SET TASK: Find each line with the string "order" and copy it.

GIVEN RECORDS:
..........

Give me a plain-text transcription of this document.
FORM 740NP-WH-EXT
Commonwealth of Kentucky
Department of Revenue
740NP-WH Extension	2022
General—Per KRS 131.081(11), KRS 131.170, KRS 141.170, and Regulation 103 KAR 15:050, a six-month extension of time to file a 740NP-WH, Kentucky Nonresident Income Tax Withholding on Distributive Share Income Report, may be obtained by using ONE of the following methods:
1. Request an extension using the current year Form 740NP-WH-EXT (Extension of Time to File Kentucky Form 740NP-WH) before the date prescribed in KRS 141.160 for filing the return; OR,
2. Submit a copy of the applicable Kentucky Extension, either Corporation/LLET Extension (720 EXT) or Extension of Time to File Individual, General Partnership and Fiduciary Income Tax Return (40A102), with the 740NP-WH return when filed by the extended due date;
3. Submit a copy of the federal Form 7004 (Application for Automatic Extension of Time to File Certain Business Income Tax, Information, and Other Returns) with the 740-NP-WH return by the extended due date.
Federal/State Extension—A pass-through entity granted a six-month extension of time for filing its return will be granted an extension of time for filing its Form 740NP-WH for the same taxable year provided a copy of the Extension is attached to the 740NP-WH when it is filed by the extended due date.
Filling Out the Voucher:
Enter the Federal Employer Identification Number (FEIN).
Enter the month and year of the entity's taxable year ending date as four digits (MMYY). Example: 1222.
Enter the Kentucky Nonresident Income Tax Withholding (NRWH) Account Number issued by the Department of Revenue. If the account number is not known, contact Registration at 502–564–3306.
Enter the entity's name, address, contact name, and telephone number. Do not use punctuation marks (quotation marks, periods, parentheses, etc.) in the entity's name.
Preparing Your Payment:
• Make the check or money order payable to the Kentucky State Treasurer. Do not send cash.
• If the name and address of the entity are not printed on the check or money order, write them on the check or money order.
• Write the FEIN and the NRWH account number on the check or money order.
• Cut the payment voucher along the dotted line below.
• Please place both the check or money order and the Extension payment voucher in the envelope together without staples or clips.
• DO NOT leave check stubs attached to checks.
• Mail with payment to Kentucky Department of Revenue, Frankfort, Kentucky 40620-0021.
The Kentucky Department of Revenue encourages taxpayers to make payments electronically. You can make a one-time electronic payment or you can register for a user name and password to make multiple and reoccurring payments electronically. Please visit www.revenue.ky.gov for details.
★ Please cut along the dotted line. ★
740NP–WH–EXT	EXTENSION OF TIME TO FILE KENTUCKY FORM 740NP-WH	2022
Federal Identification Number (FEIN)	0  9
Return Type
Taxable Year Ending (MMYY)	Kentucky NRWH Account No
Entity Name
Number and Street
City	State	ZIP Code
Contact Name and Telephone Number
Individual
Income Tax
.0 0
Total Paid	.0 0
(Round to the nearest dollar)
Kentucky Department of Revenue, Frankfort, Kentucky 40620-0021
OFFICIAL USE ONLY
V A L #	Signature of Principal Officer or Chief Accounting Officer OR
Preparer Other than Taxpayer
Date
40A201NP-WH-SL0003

..........

WRITTEN RESPONSE:
• Make the check or money order payable to the Kentucky State Treasurer. Do not send cash.
• If the name and address of the entity are not printed on the check or money order, write them on the check or money order.
• Write the FEIN and the NRWH account number on the check or money order.
• Please place both the check or money order and the Extension payment voucher in the envelope together without staples or clips.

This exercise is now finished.